*Request*
Search the records below for the word "classe" and show every line where it occurs.

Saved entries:
* Begin *
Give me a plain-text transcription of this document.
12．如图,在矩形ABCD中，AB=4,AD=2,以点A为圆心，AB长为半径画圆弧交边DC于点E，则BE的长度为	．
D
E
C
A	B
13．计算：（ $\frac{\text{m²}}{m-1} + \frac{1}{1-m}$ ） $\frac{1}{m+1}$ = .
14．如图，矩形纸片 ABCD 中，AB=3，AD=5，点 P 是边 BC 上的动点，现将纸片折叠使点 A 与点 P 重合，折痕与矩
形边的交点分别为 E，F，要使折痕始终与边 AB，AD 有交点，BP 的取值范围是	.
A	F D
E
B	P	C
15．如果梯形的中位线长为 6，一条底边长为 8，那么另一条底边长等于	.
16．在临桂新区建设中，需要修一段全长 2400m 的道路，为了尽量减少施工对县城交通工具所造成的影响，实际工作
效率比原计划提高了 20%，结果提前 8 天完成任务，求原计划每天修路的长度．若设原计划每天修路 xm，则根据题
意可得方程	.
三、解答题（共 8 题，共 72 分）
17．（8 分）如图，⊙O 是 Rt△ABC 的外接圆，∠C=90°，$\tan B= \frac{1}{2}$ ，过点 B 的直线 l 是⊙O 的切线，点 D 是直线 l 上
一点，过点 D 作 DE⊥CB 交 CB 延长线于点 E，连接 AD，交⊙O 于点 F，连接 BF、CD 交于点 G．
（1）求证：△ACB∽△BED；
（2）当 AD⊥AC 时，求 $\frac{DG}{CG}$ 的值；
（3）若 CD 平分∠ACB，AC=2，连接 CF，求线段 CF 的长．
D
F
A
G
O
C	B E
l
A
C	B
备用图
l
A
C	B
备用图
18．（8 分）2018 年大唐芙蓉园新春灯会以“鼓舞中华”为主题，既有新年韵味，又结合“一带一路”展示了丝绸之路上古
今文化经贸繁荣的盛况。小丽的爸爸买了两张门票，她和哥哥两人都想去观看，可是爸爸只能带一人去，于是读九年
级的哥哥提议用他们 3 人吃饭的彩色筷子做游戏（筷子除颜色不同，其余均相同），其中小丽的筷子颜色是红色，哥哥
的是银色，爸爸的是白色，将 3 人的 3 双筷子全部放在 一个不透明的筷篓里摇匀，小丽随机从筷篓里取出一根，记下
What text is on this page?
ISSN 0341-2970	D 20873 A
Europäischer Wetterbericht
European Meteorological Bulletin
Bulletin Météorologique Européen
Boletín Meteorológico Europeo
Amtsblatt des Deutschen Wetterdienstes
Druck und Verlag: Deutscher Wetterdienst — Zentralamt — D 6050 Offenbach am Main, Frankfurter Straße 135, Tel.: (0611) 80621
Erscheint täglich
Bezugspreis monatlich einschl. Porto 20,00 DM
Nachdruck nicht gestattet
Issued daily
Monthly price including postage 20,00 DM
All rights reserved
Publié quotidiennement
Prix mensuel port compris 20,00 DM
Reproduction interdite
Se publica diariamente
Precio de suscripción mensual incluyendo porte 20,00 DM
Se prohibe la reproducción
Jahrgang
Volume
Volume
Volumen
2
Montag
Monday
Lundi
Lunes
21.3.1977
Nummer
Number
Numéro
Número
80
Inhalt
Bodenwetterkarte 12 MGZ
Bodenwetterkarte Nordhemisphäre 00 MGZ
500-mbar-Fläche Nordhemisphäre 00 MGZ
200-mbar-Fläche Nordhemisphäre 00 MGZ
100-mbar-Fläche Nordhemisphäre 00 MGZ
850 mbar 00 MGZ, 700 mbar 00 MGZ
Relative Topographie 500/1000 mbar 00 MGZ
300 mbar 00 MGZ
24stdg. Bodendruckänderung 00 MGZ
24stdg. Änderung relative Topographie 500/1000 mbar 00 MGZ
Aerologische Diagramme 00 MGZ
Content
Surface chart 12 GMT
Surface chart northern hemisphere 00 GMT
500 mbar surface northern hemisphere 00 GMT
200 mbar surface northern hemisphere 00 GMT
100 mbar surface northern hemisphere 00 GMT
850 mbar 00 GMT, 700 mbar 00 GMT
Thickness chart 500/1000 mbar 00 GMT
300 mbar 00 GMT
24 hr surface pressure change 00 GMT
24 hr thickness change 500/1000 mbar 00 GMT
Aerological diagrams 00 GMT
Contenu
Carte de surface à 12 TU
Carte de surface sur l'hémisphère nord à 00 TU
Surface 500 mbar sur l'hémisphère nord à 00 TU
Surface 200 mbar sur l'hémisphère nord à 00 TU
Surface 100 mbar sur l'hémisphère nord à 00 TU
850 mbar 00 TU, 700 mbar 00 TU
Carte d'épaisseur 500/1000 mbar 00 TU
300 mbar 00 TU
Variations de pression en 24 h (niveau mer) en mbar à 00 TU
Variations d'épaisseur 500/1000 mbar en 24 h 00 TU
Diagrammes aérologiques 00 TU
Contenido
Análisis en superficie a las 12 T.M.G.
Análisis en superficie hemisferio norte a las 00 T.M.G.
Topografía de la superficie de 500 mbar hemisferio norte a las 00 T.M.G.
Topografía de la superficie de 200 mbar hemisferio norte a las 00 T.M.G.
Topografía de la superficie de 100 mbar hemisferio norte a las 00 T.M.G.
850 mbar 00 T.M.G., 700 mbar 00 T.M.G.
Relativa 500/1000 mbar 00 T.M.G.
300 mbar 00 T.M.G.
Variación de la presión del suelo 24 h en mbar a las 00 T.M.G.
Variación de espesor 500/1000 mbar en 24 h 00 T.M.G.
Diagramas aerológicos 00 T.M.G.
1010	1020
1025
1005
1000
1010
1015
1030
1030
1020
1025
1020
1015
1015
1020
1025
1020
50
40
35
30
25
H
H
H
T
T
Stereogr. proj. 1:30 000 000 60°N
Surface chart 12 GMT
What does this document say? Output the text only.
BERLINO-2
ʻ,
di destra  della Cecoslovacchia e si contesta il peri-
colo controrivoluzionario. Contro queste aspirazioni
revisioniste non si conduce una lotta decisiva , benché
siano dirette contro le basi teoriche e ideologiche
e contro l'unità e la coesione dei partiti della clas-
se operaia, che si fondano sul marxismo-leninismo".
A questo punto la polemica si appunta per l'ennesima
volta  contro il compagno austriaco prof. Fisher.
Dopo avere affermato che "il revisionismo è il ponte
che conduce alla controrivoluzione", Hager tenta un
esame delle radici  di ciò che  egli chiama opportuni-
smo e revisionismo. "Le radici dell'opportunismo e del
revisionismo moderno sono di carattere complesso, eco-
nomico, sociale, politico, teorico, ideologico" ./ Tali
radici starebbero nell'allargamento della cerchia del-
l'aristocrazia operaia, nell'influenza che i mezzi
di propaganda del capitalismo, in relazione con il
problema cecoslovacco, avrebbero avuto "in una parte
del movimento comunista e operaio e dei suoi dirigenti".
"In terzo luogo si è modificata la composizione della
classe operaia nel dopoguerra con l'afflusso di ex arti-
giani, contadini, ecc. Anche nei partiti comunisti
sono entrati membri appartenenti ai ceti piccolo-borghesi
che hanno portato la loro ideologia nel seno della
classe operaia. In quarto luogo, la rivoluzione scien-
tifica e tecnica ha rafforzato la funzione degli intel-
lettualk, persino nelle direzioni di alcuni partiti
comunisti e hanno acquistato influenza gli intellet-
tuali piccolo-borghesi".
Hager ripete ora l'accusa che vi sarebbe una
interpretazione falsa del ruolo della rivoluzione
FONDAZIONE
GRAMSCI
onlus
* End *
*Worked solution*
classe operaia nel dopoguerra con l'afflusso di ex arti-
classe operaia. In quarto luogo, la rivoluzione scien-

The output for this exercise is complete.